Provided records:
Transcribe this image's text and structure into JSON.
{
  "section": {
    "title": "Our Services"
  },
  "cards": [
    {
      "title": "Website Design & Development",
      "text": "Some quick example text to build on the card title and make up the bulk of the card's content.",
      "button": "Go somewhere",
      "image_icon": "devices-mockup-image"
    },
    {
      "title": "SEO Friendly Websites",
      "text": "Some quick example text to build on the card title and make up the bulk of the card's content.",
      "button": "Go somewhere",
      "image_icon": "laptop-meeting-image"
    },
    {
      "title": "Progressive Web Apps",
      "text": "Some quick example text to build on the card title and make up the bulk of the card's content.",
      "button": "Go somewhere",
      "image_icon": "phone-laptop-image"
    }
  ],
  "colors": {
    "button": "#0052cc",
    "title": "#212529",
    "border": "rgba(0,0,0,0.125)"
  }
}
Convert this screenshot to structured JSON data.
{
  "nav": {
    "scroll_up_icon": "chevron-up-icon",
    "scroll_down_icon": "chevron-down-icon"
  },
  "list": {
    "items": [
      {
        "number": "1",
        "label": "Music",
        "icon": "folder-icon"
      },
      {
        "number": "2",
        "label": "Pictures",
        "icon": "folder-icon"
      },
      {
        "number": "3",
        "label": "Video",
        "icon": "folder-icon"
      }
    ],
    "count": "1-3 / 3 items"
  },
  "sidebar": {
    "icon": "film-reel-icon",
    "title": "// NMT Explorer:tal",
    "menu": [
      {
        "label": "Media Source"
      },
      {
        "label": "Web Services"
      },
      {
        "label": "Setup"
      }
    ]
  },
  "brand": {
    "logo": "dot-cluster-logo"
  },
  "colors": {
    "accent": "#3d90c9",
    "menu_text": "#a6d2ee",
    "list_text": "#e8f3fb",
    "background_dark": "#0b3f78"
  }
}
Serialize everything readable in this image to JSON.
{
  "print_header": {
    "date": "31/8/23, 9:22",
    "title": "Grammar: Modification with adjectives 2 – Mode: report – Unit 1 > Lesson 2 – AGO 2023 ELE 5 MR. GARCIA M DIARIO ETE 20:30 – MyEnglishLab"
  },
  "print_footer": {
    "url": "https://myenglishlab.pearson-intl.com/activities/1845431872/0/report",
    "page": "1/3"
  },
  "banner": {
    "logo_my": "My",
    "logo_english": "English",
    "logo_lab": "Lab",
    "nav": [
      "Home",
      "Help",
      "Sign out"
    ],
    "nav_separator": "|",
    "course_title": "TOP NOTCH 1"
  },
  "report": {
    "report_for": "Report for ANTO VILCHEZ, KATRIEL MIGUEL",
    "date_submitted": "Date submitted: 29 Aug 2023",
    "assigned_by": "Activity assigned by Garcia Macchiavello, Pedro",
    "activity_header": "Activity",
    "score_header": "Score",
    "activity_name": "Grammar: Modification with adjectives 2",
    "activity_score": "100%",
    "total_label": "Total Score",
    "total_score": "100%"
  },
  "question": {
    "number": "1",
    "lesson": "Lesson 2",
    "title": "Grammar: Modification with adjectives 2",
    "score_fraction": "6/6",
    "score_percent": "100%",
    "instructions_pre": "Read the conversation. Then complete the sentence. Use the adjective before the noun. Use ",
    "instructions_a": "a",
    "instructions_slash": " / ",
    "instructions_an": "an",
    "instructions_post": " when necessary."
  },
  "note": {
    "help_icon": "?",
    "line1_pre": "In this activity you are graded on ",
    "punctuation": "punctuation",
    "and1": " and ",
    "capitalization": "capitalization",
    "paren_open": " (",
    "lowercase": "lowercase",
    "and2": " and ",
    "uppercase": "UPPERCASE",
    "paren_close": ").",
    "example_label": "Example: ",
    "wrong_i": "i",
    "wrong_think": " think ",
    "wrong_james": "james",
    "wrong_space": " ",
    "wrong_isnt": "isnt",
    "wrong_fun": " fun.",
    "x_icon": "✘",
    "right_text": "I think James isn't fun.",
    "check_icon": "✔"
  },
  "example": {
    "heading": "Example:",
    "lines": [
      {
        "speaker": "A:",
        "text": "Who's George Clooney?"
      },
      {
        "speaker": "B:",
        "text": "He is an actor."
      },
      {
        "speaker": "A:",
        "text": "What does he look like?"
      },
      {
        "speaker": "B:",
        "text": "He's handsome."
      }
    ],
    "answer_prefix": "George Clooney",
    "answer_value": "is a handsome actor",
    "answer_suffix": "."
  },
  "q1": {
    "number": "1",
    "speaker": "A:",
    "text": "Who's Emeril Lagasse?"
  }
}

To be done: Set down the entries verbatim, leaving none out.

Response for this exercise:
Transcribe this image's text and structure into JSON.
{
  "section": {
    "title": "Our Services"
  },
  "cards": [
    {
      "title": "Website Design & Development",
      "text": "Some quick example text to build on the card title and make up the bulk of the card's content.",
      "button": "Go somewhere",
      "image_icon": "devices-mockup-image"
    },
    {
      "title": "SEO Friendly Websites",
      "text": "Some quick example text to build on the card title and make up the bulk of the card's content.",
      "button": "Go somewhere",
      "image_icon": "laptop-meeting-image"
    },
    {
      "title": "Progressive Web Apps",
      "text": "Some quick example text to build on the card title and make up the bulk of the card's content.",
      "button": "Go somewhere",
      "image_icon": "phone-laptop-image"
    }
  ],
  "colors": {
    "button": "#0052cc",
    "title": "#212529",
    "border": "rgba(0,0,0,0.125)"
  }
}
Convert this screenshot to structured JSON data.
{
  "nav": {
    "scroll_up_icon": "chevron-up-icon",
    "scroll_down_icon": "chevron-down-icon"
  },
  "list": {
    "items": [
      {
        "number": "1",
        "label": "Music",
        "icon": "folder-icon"
      },
      {
        "number": "2",
        "label": "Pictures",
        "icon": "folder-icon"
      },
      {
        "number": "3",
        "label": "Video",
        "icon": "folder-icon"
      }
    ],
    "count": "1-3 / 3 items"
  },
  "sidebar": {
    "icon": "film-reel-icon",
    "title": "// NMT Explorer:tal",
    "menu": [
      {
        "label": "Media Source"
      },
      {
        "label": "Web Services"
      },
      {
        "label": "Setup"
      }
    ]
  },
  "brand": {
    "logo": "dot-cluster-logo"
  },
  "colors": {
    "accent": "#3d90c9",
    "menu_text": "#a6d2ee",
    "list_text": "#e8f3fb",
    "background_dark": "#0b3f78"
  }
}
Serialize everything readable in this image to JSON.
{
  "print_header": {
    "date": "31/8/23, 9:22",
    "title": "Grammar: Modification with adjectives 2 – Mode: report – Unit 1 > Lesson 2 – AGO 2023 ELE 5 MR. GARCIA M DIARIO ETE 20:30 – MyEnglishLab"
  },
  "print_footer": {
    "url": "https://myenglishlab.pearson-intl.com/activities/1845431872/0/report",
    "page": "1/3"
  },
  "banner": {
    "logo_my": "My",
    "logo_english": "English",
    "logo_lab": "Lab",
    "nav": [
      "Home",
      "Help",
      "Sign out"
    ],
    "nav_separator": "|",
    "course_title": "TOP NOTCH 1"
  },
  "report": {
    "report_for": "Report for ANTO VILCHEZ, KATRIEL MIGUEL",
    "date_submitted": "Date submitted: 29 Aug 2023",
    "assigned_by": "Activity assigned by Garcia Macchiavello, Pedro",
    "activity_header": "Activity",
    "score_header": "Score",
    "activity_name": "Grammar: Modification with adjectives 2",
    "activity_score": "100%",
    "total_label": "Total Score",
    "total_score": "100%"
  },
  "question": {
    "number": "1",
    "lesson": "Lesson 2",
    "title": "Grammar: Modification with adjectives 2",
    "score_fraction": "6/6",
    "score_percent": "100%",
    "instructions_pre": "Read the conversation. Then complete the sentence. Use the adjective before the noun. Use ",
    "instructions_a": "a",
    "instructions_slash": " / ",
    "instructions_an": "an",
    "instructions_post": " when necessary."
  },
  "note": {
    "help_icon": "?",
    "line1_pre": "In this activity you are graded on ",
    "punctuation": "punctuation",
    "and1": " and ",
    "capitalization": "capitalization",
    "paren_open": " (",
    "lowercase": "lowercase",
    "and2": " and ",
    "uppercase": "UPPERCASE",
    "paren_close": ").",
    "example_label": "Example: ",
    "wrong_i": "i",
    "wrong_think": " think ",
    "wrong_james": "james",
    "wrong_space": " ",
    "wrong_isnt": "isnt",
    "wrong_fun": " fun.",
    "x_icon": "✘",
    "right_text": "I think James isn't fun.",
    "check_icon": "✔"
  },
  "example": {
    "heading": "Example:",
    "lines": [
      {
        "speaker": "A:",
        "text": "Who's George Clooney?"
      },
      {
        "speaker": "B:",
        "text": "He is an actor."
      },
      {
        "speaker": "A:",
        "text": "What does he look like?"
      },
      {
        "speaker": "B:",
        "text": "He's handsome."
      }
    ],
    "answer_prefix": "George Clooney",
    "answer_value": "is a handsome actor",
    "answer_suffix": "."
  },
  "q1": {
    "number": "1",
    "speaker": "A:",
    "text": "Who's Emeril Lagasse?"
  }
}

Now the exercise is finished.